TASK BRIEF: Your task is to return the span of lines beginning at the one with "Read all visible content and emit it as JSON." and ending at the last line of the data, exactly as it stands.

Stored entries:

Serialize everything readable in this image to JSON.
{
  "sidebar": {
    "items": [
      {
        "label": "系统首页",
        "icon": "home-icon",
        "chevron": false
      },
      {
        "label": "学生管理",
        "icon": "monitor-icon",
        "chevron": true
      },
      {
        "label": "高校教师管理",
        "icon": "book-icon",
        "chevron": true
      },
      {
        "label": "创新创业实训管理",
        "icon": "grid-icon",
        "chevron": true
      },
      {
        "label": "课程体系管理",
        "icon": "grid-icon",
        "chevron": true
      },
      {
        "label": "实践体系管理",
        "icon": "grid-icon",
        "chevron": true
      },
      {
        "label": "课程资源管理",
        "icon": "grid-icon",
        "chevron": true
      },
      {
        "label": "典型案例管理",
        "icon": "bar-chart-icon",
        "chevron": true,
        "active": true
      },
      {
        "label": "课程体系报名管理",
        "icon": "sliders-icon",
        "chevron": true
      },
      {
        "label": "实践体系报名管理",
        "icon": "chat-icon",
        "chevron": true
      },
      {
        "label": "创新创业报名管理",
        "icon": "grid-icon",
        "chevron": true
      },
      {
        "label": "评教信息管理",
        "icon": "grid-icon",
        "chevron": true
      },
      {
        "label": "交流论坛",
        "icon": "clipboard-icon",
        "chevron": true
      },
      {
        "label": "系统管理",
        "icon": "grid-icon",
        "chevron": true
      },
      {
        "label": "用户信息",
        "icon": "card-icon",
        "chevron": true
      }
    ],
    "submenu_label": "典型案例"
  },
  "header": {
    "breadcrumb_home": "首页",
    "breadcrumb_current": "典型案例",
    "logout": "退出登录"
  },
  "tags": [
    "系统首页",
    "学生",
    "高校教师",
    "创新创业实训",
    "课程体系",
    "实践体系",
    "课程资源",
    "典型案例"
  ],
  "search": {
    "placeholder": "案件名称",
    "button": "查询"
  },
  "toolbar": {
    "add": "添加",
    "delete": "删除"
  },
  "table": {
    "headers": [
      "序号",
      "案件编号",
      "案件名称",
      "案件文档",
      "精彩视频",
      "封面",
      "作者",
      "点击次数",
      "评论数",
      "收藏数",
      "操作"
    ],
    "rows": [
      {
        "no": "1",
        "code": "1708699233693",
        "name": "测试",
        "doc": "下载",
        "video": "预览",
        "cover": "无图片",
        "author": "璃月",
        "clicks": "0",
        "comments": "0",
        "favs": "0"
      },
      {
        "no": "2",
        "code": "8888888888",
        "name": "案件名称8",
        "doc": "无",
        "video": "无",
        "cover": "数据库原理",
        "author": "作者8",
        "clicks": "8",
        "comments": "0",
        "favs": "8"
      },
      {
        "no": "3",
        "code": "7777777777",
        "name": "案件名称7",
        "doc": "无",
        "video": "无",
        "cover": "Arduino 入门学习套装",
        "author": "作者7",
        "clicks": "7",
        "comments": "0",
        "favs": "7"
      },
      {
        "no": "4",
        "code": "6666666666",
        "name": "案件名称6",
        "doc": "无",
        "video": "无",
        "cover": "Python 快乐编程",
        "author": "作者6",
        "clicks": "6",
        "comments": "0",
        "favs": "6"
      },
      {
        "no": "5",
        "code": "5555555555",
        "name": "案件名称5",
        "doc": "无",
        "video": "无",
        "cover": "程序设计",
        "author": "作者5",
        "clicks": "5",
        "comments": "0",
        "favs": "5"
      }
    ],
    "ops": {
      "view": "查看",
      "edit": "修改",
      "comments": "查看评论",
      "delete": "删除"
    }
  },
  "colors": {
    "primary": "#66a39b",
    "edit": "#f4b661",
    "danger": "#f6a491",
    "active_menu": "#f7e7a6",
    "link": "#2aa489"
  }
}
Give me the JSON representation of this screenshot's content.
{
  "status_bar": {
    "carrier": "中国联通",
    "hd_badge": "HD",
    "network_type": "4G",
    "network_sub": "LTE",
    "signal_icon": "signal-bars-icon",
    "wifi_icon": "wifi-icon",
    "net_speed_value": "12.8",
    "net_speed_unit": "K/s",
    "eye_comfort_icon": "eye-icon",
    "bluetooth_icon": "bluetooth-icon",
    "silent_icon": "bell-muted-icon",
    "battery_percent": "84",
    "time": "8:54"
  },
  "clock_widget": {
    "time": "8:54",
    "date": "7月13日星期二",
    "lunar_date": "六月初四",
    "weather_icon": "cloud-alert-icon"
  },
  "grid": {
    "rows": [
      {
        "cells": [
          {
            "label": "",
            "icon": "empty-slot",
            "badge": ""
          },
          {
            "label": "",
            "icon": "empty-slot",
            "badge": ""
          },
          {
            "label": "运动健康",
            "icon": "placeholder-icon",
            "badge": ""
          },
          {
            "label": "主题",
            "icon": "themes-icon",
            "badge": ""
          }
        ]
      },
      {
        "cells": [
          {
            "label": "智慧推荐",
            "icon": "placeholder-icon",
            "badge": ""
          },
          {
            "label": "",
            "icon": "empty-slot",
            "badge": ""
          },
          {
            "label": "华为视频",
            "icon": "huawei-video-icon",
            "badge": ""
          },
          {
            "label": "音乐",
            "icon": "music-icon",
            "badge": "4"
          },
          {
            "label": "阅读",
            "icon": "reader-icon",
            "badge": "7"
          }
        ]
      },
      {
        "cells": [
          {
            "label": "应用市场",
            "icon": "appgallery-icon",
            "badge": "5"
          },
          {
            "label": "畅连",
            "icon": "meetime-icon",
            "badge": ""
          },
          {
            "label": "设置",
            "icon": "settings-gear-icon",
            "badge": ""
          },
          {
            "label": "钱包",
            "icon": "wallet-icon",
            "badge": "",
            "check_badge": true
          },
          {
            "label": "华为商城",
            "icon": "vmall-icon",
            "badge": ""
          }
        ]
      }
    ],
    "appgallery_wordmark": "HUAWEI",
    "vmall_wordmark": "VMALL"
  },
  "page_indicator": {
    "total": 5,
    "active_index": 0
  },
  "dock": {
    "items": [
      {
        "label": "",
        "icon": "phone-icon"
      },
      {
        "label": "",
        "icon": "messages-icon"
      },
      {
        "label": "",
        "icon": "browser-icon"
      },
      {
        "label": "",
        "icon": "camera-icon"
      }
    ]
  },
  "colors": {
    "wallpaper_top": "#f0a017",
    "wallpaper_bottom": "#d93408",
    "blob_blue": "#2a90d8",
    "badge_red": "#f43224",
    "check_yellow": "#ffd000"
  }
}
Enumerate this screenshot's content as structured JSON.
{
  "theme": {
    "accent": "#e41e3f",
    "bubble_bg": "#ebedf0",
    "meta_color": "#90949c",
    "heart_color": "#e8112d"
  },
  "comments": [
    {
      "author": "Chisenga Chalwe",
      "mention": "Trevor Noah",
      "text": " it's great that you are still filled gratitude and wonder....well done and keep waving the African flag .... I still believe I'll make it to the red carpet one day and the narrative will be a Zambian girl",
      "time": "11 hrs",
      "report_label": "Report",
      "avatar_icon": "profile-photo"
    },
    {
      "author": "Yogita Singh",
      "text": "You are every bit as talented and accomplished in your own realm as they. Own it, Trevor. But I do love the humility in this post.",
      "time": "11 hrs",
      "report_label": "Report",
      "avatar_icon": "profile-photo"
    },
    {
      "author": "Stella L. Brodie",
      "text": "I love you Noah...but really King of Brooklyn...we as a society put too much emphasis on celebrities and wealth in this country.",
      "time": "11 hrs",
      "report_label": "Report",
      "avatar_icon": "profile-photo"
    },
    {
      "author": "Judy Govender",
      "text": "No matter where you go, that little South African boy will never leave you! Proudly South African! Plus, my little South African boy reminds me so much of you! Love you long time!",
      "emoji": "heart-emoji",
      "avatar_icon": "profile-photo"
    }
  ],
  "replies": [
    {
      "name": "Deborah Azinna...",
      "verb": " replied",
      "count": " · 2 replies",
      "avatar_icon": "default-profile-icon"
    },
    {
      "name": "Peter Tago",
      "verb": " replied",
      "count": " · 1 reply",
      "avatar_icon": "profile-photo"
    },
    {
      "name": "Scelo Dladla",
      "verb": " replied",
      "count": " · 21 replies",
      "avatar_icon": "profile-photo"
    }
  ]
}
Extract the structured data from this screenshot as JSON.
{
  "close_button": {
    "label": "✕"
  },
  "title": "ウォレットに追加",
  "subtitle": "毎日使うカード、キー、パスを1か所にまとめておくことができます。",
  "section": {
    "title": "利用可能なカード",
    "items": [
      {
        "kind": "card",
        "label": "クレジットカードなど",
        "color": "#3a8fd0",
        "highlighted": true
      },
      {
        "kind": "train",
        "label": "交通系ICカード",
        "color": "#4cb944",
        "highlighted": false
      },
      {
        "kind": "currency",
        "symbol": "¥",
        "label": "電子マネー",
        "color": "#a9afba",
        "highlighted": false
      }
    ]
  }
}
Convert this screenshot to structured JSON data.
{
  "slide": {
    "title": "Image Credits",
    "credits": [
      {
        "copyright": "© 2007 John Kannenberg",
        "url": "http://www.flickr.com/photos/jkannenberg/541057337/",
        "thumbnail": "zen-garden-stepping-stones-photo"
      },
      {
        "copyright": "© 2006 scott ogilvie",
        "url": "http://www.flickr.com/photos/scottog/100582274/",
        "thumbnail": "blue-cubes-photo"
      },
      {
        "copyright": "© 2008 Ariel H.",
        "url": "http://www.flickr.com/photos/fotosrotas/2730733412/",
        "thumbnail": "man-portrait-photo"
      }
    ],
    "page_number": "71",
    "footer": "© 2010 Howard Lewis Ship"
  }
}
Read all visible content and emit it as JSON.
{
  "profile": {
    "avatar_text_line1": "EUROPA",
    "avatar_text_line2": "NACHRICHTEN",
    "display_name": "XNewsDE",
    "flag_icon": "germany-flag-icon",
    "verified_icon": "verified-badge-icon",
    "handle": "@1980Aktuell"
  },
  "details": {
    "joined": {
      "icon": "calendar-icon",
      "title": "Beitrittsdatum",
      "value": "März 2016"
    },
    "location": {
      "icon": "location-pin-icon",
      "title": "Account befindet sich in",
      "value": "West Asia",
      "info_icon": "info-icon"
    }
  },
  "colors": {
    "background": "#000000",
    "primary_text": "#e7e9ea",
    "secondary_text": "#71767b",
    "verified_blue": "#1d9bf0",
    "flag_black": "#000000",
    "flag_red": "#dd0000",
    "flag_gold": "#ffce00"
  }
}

FINAL RESULT:
Read all visible content and emit it as JSON.
{
  "profile": {
    "avatar_text_line1": "EUROPA",
    "avatar_text_line2": "NACHRICHTEN",
    "display_name": "XNewsDE",
    "flag_icon": "germany-flag-icon",
    "verified_icon": "verified-badge-icon",
    "handle": "@1980Aktuell"
  },
  "details": {
    "joined": {
      "icon": "calendar-icon",
      "title": "Beitrittsdatum",
      "value": "März 2016"
    },
    "location": {
      "icon": "location-pin-icon",
      "title": "Account befindet sich in",
      "value": "West Asia",
      "info_icon": "info-icon"
    }
  },
  "colors": {
    "background": "#000000",
    "primary_text": "#e7e9ea",
    "secondary_text": "#71767b",
    "verified_blue": "#1d9bf0",
    "flag_black": "#000000",
    "flag_red": "#dd0000",
    "flag_gold": "#ffce00"
  }
}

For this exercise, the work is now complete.